Challenge: Quote the entries word for word. Omit the pictures.

[Figure collection entries]
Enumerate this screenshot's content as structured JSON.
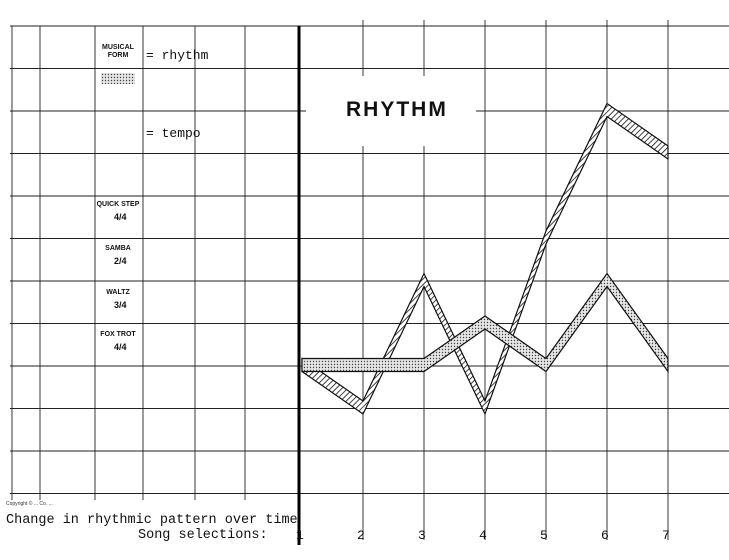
{
  "legend": {
    "musical_form_label_line1": "MUSICAL",
    "musical_form_label_line2": "FORM",
    "rhythm_text": "= rhythm",
    "tempo_text": "= tempo"
  },
  "tempo_labels": [
    {
      "name": "QUICK STEP",
      "fraction": "4/4"
    },
    {
      "name": "SAMBA",
      "fraction": "2/4"
    },
    {
      "name": "WALTZ",
      "fraction": "3/4"
    },
    {
      "name": "FOX TROT",
      "fraction": "4/4"
    }
  ],
  "copyright": "Copyright © ... Co. ...",
  "caption": "Change in rhythmic pattern over time",
  "chart_data": {
    "type": "line",
    "title": "RHYTHM",
    "xlabel": "Song selections:",
    "x": [
      1,
      2,
      3,
      4,
      5,
      6,
      7
    ],
    "xlim": [
      1,
      7
    ],
    "ylim": [
      0,
      11
    ],
    "grid": true,
    "series": [
      {
        "name": "rhythm",
        "values": [
          3.5,
          2.5,
          5.5,
          2.5,
          6.5,
          9.5,
          8.5
        ]
      },
      {
        "name": "tempo",
        "values": [
          3.5,
          3.5,
          3.5,
          4.5,
          3.5,
          5.5,
          3.5
        ]
      }
    ]
  },
  "colors": {
    "grid": "#222222",
    "rhythm_stroke": "#1a1a1a",
    "tempo_fill": "#d9d9d9"
  }
}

Result of this exercise:
Enumerate this screenshot's content as structured JSON.
{
  "legend": {
    "musical_form_label_line1": "MUSICAL",
    "musical_form_label_line2": "FORM",
    "rhythm_text": "= rhythm",
    "tempo_text": "= tempo"
  },
  "tempo_labels": [
    {
      "name": "QUICK STEP",
      "fraction": "4/4"
    },
    {
      "name": "SAMBA",
      "fraction": "2/4"
    },
    {
      "name": "WALTZ",
      "fraction": "3/4"
    },
    {
      "name": "FOX TROT",
      "fraction": "4/4"
    }
  ],
  "copyright": "Copyright © ... Co. ...",
  "caption": "Change in rhythmic pattern over time",
  "chart_data": {
    "type": "line",
    "title": "RHYTHM",
    "xlabel": "Song selections:",
    "x": [
      1,
      2,
      3,
      4,
      5,
      6,
      7
    ],
    "xlim": [
      1,
      7
    ],
    "ylim": [
      0,
      11
    ],
    "grid": true,
    "series": [
      {
        "name": "rhythm",
        "values": [
          3.5,
          2.5,
          5.5,
          2.5,
          6.5,
          9.5,
          8.5
        ]
      },
      {
        "name": "tempo",
        "values": [
          3.5,
          3.5,
          3.5,
          4.5,
          3.5,
          5.5,
          3.5
        ]
      }
    ]
  },
  "colors": {
    "grid": "#222222",
    "rhythm_stroke": "#1a1a1a",
    "tempo_fill": "#d9d9d9"
  }
}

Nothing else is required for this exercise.